__Objective__: State only how many lines below include the string "Никифор".

* Start Exercise data *

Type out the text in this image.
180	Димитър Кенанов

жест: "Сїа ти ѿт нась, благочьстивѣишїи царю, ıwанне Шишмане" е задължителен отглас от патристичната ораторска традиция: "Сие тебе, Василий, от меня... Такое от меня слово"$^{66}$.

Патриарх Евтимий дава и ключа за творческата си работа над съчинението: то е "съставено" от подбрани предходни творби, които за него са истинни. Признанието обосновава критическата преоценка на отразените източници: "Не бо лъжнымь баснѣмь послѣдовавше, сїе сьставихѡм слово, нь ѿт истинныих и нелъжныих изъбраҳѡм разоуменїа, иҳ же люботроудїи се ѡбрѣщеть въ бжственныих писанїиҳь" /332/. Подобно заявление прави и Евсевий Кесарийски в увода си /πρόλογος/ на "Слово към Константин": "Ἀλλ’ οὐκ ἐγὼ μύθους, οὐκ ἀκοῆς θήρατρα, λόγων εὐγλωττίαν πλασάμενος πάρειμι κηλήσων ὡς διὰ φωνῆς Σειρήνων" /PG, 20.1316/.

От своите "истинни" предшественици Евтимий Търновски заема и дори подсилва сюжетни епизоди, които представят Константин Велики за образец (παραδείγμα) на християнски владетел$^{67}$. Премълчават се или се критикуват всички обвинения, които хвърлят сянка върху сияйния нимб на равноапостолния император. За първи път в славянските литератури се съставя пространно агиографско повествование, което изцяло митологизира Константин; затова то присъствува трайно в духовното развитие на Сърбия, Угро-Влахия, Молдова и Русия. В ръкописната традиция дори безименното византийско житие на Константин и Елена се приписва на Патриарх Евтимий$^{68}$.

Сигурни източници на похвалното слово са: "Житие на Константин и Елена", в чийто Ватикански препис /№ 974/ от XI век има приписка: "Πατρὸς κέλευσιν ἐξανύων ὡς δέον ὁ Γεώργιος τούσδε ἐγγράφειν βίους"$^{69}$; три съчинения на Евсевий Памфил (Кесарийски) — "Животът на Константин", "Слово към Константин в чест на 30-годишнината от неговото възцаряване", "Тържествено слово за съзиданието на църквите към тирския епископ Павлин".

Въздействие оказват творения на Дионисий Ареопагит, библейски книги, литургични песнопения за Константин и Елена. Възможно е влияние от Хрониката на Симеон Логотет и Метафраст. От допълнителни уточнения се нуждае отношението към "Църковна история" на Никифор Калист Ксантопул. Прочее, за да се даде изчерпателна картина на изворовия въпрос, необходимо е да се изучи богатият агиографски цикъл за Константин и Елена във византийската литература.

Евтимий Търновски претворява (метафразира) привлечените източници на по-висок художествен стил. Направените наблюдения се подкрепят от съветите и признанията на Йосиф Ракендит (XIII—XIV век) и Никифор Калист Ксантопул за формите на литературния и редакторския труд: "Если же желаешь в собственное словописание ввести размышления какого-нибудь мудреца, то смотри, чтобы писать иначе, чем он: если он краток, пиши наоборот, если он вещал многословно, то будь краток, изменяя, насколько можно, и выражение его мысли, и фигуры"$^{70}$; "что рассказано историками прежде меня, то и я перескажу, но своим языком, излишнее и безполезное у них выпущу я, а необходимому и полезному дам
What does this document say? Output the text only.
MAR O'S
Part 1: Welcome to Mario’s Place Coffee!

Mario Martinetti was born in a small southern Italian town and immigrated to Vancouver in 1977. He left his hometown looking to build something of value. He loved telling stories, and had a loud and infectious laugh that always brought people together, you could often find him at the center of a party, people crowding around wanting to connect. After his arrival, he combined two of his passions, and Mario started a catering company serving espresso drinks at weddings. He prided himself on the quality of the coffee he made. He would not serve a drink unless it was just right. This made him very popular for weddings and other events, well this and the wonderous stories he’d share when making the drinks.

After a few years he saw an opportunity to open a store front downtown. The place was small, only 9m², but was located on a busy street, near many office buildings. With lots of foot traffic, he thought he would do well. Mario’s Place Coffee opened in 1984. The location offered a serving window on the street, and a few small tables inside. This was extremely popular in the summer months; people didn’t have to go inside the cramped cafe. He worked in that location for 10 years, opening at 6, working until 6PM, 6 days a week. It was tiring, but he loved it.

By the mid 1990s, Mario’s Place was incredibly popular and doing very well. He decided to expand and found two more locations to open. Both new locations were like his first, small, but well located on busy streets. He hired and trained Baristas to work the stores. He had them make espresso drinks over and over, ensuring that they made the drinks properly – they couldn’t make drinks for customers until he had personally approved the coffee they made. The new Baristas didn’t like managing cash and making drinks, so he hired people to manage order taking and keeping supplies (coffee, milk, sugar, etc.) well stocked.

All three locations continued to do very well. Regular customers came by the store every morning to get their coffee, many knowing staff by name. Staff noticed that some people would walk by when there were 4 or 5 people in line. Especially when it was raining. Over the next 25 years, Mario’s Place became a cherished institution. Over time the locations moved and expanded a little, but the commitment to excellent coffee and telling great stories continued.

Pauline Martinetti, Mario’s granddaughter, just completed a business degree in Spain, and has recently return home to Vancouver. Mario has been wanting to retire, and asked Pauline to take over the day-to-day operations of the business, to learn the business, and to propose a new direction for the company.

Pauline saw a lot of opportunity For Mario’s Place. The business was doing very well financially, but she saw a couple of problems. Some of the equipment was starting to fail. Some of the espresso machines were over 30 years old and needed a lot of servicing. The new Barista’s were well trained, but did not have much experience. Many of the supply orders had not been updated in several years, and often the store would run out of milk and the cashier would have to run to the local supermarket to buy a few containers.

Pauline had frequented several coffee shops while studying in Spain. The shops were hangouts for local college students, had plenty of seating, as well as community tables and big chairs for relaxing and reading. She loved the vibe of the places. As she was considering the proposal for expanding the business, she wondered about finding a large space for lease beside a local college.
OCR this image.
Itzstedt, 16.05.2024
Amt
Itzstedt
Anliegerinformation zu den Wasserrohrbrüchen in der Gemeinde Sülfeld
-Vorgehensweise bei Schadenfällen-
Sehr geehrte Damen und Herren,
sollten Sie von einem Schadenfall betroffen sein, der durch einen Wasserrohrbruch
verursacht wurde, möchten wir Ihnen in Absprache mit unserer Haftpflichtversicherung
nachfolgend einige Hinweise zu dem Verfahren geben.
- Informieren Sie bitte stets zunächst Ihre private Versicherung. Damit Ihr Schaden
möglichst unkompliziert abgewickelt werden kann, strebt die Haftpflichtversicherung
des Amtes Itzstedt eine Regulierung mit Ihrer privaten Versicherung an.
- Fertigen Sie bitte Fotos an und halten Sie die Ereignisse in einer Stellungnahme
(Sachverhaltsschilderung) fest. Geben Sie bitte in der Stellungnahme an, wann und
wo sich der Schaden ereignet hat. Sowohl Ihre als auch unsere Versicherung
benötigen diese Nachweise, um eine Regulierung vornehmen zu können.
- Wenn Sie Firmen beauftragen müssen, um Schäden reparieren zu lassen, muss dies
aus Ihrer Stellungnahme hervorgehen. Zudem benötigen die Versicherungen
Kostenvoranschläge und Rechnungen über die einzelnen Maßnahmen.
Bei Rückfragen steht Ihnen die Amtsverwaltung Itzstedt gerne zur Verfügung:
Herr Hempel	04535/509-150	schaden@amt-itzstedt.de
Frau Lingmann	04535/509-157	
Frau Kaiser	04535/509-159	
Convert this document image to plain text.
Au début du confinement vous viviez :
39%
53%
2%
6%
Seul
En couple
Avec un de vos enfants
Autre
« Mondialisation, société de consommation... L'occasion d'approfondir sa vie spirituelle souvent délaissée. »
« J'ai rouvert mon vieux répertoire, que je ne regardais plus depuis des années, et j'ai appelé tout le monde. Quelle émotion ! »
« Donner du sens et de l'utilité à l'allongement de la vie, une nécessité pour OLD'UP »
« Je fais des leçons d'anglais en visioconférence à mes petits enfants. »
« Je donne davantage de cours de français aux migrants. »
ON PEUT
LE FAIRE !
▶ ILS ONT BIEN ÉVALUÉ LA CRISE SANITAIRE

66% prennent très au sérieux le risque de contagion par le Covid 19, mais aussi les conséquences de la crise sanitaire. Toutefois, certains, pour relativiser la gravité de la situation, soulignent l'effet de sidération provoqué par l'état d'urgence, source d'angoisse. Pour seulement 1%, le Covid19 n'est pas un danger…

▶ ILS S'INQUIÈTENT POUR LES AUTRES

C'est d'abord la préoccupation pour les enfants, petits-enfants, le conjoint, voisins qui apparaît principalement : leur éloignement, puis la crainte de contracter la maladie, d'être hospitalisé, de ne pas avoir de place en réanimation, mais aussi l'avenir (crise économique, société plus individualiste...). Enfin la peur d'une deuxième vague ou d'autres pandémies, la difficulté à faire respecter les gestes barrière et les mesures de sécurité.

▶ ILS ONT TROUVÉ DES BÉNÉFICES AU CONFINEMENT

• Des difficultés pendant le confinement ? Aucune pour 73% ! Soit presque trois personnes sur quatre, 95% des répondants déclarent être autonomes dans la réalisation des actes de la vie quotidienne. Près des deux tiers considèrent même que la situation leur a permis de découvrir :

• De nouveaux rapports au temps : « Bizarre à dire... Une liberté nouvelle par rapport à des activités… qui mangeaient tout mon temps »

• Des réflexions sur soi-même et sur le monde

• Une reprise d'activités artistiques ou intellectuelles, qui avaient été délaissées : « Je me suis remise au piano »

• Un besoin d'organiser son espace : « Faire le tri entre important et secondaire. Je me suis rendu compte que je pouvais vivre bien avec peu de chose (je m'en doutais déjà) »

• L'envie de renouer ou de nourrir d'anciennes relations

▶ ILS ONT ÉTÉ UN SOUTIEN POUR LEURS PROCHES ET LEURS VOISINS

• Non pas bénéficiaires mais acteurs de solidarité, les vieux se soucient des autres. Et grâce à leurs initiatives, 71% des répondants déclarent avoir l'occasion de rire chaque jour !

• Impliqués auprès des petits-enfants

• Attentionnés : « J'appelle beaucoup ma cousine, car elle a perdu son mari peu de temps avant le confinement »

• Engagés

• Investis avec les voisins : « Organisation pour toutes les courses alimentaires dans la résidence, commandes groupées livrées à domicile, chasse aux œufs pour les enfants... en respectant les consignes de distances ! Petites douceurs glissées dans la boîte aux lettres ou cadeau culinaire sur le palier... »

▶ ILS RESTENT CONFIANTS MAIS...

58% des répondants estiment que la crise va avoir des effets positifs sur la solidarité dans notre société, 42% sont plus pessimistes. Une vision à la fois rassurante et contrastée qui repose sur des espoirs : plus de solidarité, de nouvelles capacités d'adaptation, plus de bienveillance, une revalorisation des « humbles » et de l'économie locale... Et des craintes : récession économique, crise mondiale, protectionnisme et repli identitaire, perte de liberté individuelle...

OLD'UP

* End Exercise data *

__Written response__: 2